What you should do
Using the records provided below, locate and copy each line that contains the word "akcji".
** START Input records **
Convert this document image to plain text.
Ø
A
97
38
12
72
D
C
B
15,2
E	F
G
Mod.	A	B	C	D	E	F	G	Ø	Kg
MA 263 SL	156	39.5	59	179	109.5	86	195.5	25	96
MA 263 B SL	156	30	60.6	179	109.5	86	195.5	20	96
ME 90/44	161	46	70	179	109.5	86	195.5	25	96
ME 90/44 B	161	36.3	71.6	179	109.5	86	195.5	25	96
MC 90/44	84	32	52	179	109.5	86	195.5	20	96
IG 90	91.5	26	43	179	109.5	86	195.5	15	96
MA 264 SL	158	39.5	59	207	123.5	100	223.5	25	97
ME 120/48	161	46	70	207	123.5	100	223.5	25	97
** END Input records **
** START Input records **
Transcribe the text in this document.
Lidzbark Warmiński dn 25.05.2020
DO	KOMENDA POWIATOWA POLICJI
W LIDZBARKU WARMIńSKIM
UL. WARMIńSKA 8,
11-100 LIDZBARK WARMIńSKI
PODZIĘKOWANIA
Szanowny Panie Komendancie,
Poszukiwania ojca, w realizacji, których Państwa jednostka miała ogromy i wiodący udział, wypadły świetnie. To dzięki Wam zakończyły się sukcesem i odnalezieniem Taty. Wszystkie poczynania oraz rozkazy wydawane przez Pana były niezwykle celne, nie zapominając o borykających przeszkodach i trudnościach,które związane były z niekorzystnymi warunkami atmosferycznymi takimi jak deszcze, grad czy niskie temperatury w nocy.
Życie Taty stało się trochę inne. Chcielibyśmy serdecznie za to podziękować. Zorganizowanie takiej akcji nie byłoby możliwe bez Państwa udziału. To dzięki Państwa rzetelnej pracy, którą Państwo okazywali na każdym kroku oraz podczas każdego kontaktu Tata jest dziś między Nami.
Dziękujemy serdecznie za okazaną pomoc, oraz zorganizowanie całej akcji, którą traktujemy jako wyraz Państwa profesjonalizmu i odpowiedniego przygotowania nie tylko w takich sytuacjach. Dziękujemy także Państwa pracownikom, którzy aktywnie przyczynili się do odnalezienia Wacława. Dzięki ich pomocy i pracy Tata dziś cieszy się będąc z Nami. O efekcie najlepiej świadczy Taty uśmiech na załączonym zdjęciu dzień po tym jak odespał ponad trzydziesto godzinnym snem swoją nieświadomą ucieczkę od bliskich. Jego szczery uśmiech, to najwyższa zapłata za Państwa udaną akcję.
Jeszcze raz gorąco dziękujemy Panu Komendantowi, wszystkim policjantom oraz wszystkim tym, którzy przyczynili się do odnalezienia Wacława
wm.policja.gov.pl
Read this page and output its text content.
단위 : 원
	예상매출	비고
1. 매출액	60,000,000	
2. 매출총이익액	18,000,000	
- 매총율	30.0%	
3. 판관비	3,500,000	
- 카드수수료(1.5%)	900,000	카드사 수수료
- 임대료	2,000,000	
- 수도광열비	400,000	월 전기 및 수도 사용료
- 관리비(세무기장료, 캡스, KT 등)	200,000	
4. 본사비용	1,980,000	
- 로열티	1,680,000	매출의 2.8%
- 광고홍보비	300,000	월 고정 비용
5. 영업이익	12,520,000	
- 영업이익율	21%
** END Input records **
Full output
Życie Taty stało się trochę inne. Chcielibyśmy serdecznie za to podziękować. Zorganizowanie takiej akcji nie byłoby możliwe bez Państwa udziału. To dzięki Państwa rzetelnej pracy, którą Państwo okazywali na każdym kroku oraz podczas każdego kontaktu Tata jest dziś między Nami.
Dziękujemy serdecznie za okazaną pomoc, oraz zorganizowanie całej akcji, którą traktujemy jako wyraz Państwa profesjonalizmu i odpowiedniego przygotowania nie tylko w takich sytuacjach. Dziękujemy także Państwa pracownikom, którzy aktywnie przyczynili się do odnalezienia Wacława. Dzięki ich pomocy i pracy Tata dziś cieszy się będąc z Nami. O efekcie najlepiej świadczy Taty uśmiech na załączonym zdjęciu dzień po tym jak odespał ponad trzydziesto godzinnym snem swoją nieświadomą ucieczkę od bliskich. Jego szczery uśmiech, to najwyższa zapłata za Państwa udaną akcję.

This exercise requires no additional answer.